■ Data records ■
= = = = = = =

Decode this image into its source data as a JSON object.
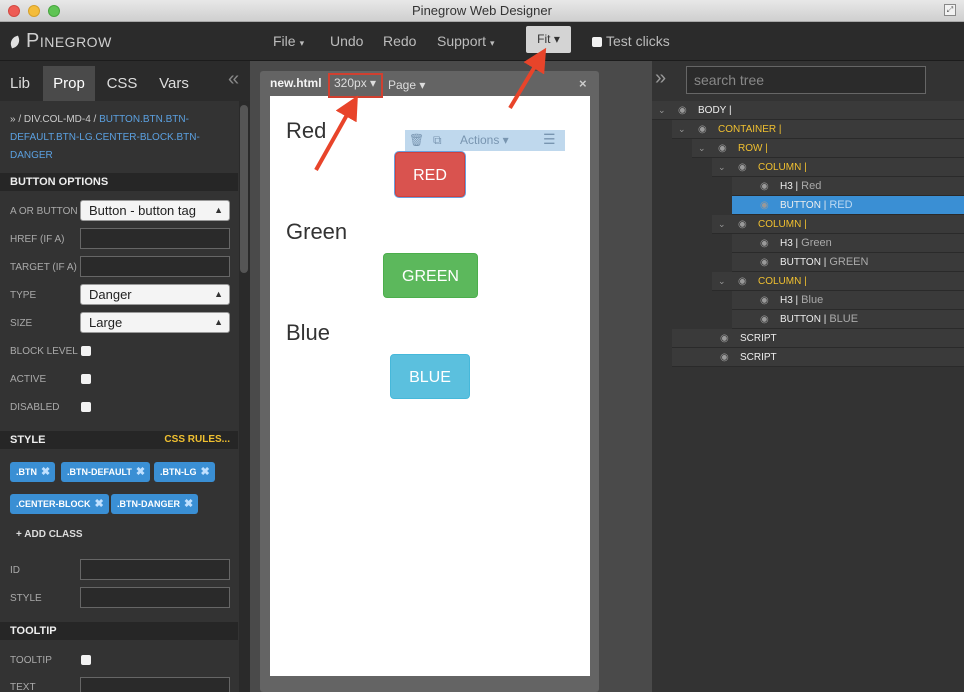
{
  "window": {
    "title": "Pinegrow Web Designer"
  },
  "menu": {
    "logo": "Pinegrow",
    "items": [
      {
        "label": "File",
        "caret": "▾"
      },
      {
        "label": "Undo"
      },
      {
        "label": "Redo"
      },
      {
        "label": "Support",
        "caret": "▾"
      }
    ],
    "fit": "Fit ▾",
    "test_clicks": "Test clicks"
  },
  "left": {
    "tabs": [
      "Lib",
      "Prop",
      "CSS",
      "Vars"
    ],
    "active_tab": "Prop",
    "breadcrumb": {
      "prefix": "» / div.col-md-4 / ",
      "current": "button.btn.btn-default.btn-lg.center-block.btn-danger"
    },
    "button_options": {
      "title": "BUTTON OPTIONS",
      "a_or_button": {
        "label": "A or Button",
        "value": "Button - button tag"
      },
      "href": {
        "label": "Href (if A)",
        "value": ""
      },
      "target": {
        "label": "Target (if A)",
        "value": ""
      },
      "type": {
        "label": "Type",
        "value": "Danger"
      },
      "size": {
        "label": "Size",
        "value": "Large"
      },
      "block_level": {
        "label": "Block level"
      },
      "active": {
        "label": "Active"
      },
      "disabled": {
        "label": "Disabled"
      }
    },
    "style": {
      "title": "STYLE",
      "css_rules": "CSS RULES...",
      "classes": [
        ".btn",
        ".btn-default",
        ".btn-lg",
        ".center-block",
        ".btn-danger"
      ],
      "add_class": "+ Add class",
      "id_label": "ID",
      "style_label": "Style"
    },
    "tooltip": {
      "title": "TOOLTIP",
      "tooltip_label": "Tooltip",
      "text_label": "Text"
    }
  },
  "center": {
    "file": "new.html",
    "size": "320px ▾",
    "page": "Page ▾",
    "close": "×",
    "action_bar": {
      "actions": "Actions ▾"
    },
    "content": [
      {
        "heading": "Red",
        "button": "RED"
      },
      {
        "heading": "Green",
        "button": "GREEN"
      },
      {
        "heading": "Blue",
        "button": "BLUE"
      }
    ]
  },
  "right": {
    "search_placeholder": "search tree",
    "tree": [
      {
        "tag": "BODY |",
        "detail": "",
        "style": "normal"
      },
      {
        "tag": "CONTAINER |",
        "detail": "",
        "style": "yellow"
      },
      {
        "tag": "ROW |",
        "detail": "",
        "style": "yellow"
      },
      {
        "tag": "COLUMN |",
        "detail": "",
        "style": "yellow"
      },
      {
        "tag": "H3 |",
        "detail": "Red",
        "style": "normal"
      },
      {
        "tag": "BUTTON |",
        "detail": "RED",
        "style": "selected"
      },
      {
        "tag": "COLUMN |",
        "detail": "",
        "style": "yellow"
      },
      {
        "tag": "H3 |",
        "detail": "Green",
        "style": "normal"
      },
      {
        "tag": "BUTTON |",
        "detail": "GREEN",
        "style": "normal"
      },
      {
        "tag": "COLUMN |",
        "detail": "",
        "style": "yellow"
      },
      {
        "tag": "H3 |",
        "detail": "Blue",
        "style": "normal"
      },
      {
        "tag": "BUTTON |",
        "detail": "BLUE",
        "style": "normal"
      },
      {
        "tag": "SCRIPT",
        "detail": "",
        "style": "normal"
      },
      {
        "tag": "SCRIPT",
        "detail": "",
        "style": "normal"
      }
    ]
  },
  "colors": {
    "accent": "#3a8fd4",
    "highlight": "#f0c030",
    "danger": "#d9534f",
    "success": "#5cb85c",
    "info": "#5bc0de",
    "annotation": "#e8442a"
  }
}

= = = = = = =

Repeat the listing in full and exactly. Do not include any images.

Decode this image into its source data as a JSON object.
{
  "window": {
    "title": "Pinegrow Web Designer"
  },
  "menu": {
    "logo": "Pinegrow",
    "items": [
      {
        "label": "File",
        "caret": "▾"
      },
      {
        "label": "Undo"
      },
      {
        "label": "Redo"
      },
      {
        "label": "Support",
        "caret": "▾"
      }
    ],
    "fit": "Fit ▾",
    "test_clicks": "Test clicks"
  },
  "left": {
    "tabs": [
      "Lib",
      "Prop",
      "CSS",
      "Vars"
    ],
    "active_tab": "Prop",
    "breadcrumb": {
      "prefix": "» / div.col-md-4 / ",
      "current": "button.btn.btn-default.btn-lg.center-block.btn-danger"
    },
    "button_options": {
      "title": "BUTTON OPTIONS",
      "a_or_button": {
        "label": "A or Button",
        "value": "Button - button tag"
      },
      "href": {
        "label": "Href (if A)",
        "value": ""
      },
      "target": {
        "label": "Target (if A)",
        "value": ""
      },
      "type": {
        "label": "Type",
        "value": "Danger"
      },
      "size": {
        "label": "Size",
        "value": "Large"
      },
      "block_level": {
        "label": "Block level"
      },
      "active": {
        "label": "Active"
      },
      "disabled": {
        "label": "Disabled"
      }
    },
    "style": {
      "title": "STYLE",
      "css_rules": "CSS RULES...",
      "classes": [
        ".btn",
        ".btn-default",
        ".btn-lg",
        ".center-block",
        ".btn-danger"
      ],
      "add_class": "+ Add class",
      "id_label": "ID",
      "style_label": "Style"
    },
    "tooltip": {
      "title": "TOOLTIP",
      "tooltip_label": "Tooltip",
      "text_label": "Text"
    }
  },
  "center": {
    "file": "new.html",
    "size": "320px ▾",
    "page": "Page ▾",
    "close": "×",
    "action_bar": {
      "actions": "Actions ▾"
    },
    "content": [
      {
        "heading": "Red",
        "button": "RED"
      },
      {
        "heading": "Green",
        "button": "GREEN"
      },
      {
        "heading": "Blue",
        "button": "BLUE"
      }
    ]
  },
  "right": {
    "search_placeholder": "search tree",
    "tree": [
      {
        "tag": "BODY |",
        "detail": "",
        "style": "normal"
      },
      {
        "tag": "CONTAINER |",
        "detail": "",
        "style": "yellow"
      },
      {
        "tag": "ROW |",
        "detail": "",
        "style": "yellow"
      },
      {
        "tag": "COLUMN |",
        "detail": "",
        "style": "yellow"
      },
      {
        "tag": "H3 |",
        "detail": "Red",
        "style": "normal"
      },
      {
        "tag": "BUTTON |",
        "detail": "RED",
        "style": "selected"
      },
      {
        "tag": "COLUMN |",
        "detail": "",
        "style": "yellow"
      },
      {
        "tag": "H3 |",
        "detail": "Green",
        "style": "normal"
      },
      {
        "tag": "BUTTON |",
        "detail": "GREEN",
        "style": "normal"
      },
      {
        "tag": "COLUMN |",
        "detail": "",
        "style": "yellow"
      },
      {
        "tag": "H3 |",
        "detail": "Blue",
        "style": "normal"
      },
      {
        "tag": "BUTTON |",
        "detail": "BLUE",
        "style": "normal"
      },
      {
        "tag": "SCRIPT",
        "detail": "",
        "style": "normal"
      },
      {
        "tag": "SCRIPT",
        "detail": "",
        "style": "normal"
      }
    ]
  },
  "colors": {
    "accent": "#3a8fd4",
    "highlight": "#f0c030",
    "danger": "#d9534f",
    "success": "#5cb85c",
    "info": "#5bc0de",
    "annotation": "#e8442a"
  }
}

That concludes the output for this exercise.